Aim of the task: Using the data below, copy every line that contains the word "modelo".

● ● ● ● ● ● ●

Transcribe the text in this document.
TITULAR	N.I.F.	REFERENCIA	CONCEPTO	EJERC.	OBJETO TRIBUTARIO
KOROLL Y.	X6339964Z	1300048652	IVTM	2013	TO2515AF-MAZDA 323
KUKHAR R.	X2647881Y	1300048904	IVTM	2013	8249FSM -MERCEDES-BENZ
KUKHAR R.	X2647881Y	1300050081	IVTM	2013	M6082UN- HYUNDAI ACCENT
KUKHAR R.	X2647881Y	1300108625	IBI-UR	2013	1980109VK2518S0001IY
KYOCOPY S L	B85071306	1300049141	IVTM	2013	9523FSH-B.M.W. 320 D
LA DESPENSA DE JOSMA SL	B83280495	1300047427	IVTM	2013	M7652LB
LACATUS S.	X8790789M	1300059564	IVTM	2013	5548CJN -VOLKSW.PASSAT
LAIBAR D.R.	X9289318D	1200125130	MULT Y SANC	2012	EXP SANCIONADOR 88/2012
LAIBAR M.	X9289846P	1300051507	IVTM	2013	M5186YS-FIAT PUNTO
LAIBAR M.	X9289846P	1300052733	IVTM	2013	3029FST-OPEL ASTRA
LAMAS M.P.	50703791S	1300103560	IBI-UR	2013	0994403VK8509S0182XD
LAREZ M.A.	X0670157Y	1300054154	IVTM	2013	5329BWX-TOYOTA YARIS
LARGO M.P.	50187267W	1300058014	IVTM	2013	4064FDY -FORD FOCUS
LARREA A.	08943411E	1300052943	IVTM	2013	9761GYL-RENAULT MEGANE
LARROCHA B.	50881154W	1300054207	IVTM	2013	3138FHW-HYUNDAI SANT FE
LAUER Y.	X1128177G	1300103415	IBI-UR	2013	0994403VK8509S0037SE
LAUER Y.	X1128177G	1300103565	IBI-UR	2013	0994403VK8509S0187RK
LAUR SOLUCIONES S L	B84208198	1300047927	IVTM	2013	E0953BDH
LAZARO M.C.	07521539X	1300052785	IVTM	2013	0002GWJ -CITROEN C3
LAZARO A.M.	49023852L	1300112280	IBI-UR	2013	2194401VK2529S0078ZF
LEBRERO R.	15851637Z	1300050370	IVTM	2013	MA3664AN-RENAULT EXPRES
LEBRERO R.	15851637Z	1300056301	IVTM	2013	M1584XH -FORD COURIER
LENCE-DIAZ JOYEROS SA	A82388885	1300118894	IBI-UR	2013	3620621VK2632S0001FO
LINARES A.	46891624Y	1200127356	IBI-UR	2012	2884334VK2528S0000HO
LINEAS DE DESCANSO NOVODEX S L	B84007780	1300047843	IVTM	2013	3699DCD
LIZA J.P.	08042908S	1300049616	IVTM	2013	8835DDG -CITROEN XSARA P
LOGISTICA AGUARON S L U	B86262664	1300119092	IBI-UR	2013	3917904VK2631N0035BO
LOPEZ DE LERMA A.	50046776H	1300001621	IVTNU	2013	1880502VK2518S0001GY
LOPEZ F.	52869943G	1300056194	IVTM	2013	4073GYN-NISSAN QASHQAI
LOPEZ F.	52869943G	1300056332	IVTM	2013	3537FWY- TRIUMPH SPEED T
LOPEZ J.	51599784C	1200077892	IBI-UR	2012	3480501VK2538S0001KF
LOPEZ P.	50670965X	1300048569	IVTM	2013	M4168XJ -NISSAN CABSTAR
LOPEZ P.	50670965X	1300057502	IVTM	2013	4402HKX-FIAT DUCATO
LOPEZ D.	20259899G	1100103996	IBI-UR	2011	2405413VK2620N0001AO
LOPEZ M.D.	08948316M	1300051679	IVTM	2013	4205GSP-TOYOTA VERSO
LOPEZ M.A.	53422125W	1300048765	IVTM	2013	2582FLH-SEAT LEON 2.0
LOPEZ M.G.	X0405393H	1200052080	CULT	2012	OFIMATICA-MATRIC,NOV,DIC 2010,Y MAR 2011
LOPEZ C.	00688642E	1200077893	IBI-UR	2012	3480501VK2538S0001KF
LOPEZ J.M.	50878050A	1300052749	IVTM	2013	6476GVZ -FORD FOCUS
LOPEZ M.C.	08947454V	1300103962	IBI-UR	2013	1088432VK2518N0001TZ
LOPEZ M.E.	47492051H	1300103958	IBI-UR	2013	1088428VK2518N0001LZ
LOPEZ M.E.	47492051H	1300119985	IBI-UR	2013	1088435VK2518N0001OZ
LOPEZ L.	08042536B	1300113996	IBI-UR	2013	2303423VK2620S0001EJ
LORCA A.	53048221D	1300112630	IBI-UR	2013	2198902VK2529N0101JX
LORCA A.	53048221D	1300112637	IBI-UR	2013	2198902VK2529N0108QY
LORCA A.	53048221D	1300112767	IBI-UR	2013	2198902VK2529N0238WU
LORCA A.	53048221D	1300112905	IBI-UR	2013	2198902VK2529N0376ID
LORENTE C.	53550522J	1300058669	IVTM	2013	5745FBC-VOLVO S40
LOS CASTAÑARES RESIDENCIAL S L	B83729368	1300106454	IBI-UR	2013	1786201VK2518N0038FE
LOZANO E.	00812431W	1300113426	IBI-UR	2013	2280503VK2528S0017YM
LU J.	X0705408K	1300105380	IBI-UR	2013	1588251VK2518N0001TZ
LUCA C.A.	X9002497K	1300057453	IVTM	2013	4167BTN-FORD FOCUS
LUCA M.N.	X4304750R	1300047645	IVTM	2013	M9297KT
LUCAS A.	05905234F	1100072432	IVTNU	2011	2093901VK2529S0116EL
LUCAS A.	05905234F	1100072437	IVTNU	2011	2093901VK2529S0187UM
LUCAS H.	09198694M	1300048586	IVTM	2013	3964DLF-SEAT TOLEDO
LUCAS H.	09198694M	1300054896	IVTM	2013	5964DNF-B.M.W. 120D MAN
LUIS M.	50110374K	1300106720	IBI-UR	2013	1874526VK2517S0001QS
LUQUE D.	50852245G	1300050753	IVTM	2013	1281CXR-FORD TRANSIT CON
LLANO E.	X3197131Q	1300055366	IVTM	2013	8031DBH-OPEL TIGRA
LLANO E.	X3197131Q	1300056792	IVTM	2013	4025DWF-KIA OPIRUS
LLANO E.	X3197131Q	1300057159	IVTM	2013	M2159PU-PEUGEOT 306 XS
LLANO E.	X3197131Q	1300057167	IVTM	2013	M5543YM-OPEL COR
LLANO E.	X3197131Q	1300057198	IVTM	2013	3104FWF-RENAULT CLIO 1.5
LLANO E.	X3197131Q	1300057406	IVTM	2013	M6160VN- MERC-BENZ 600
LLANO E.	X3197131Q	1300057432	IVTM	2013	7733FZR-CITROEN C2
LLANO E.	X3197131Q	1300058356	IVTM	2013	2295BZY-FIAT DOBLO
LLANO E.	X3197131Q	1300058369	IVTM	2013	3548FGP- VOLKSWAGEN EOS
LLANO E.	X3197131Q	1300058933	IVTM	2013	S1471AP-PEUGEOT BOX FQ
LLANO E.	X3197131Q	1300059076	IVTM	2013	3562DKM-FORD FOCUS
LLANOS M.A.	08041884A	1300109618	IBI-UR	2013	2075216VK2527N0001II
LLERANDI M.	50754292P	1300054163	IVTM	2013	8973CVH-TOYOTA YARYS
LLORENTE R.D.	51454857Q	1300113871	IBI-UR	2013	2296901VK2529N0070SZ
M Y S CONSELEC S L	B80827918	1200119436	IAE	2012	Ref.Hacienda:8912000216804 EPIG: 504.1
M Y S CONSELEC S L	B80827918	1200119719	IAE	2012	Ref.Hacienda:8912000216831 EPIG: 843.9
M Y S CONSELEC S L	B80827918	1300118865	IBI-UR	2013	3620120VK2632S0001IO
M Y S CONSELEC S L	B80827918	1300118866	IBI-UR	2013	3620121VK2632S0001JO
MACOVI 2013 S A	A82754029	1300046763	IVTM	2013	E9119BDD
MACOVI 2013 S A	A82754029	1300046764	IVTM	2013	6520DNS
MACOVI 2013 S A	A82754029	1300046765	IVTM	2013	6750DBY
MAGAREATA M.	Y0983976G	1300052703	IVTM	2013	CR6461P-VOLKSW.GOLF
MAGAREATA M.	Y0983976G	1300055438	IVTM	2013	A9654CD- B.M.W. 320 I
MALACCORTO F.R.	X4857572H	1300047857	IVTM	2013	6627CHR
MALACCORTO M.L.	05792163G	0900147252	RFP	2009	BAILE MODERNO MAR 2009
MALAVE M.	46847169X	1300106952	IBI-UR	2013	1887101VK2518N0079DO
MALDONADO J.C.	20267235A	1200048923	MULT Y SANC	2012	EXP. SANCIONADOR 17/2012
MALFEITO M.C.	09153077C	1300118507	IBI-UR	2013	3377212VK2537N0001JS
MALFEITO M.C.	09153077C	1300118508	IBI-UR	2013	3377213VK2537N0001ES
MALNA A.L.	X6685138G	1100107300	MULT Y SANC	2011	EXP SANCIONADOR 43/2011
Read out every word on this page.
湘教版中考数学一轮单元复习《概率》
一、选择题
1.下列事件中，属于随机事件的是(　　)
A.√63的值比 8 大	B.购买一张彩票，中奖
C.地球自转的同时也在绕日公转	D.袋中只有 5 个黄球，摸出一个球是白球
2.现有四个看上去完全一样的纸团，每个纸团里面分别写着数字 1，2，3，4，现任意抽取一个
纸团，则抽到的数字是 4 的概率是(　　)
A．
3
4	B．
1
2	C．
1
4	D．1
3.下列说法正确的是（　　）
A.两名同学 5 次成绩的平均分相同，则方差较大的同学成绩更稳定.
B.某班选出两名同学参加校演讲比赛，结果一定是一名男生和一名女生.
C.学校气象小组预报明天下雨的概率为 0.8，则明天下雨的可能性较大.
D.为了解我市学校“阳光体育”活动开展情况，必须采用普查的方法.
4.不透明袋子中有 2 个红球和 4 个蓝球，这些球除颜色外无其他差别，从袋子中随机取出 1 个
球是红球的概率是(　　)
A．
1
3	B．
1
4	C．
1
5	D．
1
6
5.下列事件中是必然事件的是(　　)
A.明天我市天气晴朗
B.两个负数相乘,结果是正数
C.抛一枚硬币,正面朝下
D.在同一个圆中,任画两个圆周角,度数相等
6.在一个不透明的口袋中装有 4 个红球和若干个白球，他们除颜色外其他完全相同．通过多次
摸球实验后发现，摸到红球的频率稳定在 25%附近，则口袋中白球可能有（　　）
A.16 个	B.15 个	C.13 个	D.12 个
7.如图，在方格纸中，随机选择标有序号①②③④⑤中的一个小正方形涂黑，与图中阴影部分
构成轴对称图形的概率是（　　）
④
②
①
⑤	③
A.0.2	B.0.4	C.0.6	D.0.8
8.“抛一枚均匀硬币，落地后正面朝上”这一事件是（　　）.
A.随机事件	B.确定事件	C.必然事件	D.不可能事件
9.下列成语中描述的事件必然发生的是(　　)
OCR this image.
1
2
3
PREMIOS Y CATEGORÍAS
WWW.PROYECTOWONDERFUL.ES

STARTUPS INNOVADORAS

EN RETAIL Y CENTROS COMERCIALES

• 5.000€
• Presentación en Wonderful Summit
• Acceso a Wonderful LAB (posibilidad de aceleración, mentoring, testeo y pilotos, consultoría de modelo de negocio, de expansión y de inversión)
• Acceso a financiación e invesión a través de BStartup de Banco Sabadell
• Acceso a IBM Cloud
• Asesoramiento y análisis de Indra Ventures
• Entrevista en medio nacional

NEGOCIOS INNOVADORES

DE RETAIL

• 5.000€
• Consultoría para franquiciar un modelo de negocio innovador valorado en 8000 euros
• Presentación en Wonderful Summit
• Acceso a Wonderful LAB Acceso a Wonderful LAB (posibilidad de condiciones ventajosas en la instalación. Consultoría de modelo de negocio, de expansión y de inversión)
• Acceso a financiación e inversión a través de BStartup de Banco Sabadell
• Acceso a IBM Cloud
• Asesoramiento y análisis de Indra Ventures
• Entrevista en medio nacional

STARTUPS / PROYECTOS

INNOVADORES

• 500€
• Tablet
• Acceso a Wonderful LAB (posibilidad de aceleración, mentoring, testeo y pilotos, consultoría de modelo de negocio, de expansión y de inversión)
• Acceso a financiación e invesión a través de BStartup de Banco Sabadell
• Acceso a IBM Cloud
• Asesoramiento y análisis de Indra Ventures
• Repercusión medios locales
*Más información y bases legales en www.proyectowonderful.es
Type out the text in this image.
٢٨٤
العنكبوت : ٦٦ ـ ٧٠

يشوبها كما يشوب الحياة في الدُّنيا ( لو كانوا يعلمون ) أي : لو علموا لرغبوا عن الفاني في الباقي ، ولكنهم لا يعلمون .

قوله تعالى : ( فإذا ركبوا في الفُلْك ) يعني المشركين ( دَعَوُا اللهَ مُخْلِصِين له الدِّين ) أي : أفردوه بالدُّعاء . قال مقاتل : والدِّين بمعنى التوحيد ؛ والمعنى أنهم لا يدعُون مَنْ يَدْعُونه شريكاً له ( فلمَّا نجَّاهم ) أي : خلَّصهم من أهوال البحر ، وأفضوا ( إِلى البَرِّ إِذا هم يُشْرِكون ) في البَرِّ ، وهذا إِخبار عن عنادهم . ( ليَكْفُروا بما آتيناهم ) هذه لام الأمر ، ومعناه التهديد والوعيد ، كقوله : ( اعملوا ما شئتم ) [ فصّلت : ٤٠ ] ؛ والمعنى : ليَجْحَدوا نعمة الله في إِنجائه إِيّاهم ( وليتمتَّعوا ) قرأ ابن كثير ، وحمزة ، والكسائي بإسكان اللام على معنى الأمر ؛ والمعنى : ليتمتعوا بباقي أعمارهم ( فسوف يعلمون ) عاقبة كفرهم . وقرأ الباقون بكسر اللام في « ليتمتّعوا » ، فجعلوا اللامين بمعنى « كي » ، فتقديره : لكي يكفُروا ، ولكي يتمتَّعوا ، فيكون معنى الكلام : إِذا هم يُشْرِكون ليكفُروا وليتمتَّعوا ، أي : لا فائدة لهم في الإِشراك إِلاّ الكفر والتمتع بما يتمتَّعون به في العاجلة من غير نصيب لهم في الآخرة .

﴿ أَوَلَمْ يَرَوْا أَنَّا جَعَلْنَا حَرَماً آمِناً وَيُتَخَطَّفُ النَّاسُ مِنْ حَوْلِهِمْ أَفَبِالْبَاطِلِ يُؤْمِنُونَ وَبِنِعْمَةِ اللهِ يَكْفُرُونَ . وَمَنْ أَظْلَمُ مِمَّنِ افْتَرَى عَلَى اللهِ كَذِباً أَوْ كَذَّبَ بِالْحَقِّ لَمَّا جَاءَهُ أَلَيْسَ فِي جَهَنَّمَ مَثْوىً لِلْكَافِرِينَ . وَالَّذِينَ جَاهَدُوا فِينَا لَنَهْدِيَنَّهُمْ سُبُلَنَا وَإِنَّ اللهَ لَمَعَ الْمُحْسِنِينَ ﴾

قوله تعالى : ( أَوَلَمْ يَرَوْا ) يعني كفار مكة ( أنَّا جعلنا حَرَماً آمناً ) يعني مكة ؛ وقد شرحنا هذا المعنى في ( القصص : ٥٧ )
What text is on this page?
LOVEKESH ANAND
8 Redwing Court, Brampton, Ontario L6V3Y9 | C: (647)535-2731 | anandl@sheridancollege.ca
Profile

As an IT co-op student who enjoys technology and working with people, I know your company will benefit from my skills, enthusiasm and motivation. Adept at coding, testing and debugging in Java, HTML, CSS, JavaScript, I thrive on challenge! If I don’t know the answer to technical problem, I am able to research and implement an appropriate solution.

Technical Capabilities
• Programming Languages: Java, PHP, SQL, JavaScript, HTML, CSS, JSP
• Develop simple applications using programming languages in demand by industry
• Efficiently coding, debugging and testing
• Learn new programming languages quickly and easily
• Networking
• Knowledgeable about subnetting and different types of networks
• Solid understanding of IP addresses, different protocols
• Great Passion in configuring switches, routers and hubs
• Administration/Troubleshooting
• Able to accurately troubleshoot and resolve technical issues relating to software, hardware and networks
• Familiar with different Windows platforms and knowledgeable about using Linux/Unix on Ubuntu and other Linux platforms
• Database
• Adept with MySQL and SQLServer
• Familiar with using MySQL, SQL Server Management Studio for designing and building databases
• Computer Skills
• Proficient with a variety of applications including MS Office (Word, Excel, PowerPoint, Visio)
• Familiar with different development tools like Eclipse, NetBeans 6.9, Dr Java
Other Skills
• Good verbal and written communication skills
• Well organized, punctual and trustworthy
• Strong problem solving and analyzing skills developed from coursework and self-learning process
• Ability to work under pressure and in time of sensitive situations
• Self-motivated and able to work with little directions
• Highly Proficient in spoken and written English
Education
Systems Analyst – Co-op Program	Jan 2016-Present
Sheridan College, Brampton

● ● ● ● ● ● ●

Worked solution:
• Acceso a Wonderful LAB (posibilidad de aceleración, mentoring, testeo y pilotos, consultoría de modelo de negocio, de expansión y de inversión)
• Consultoría para franquiciar un modelo de negocio innovador valorado en 8000 euros
• Acceso a Wonderful LAB Acceso a Wonderful LAB (posibilidad de condiciones ventajosas en la instalación. Consultoría de modelo de negocio, de expansión y de inversión)
• Acceso a Wonderful LAB (posibilidad de aceleración, mentoring, testeo y pilotos, consultoría de modelo de negocio, de expansión y de inversión)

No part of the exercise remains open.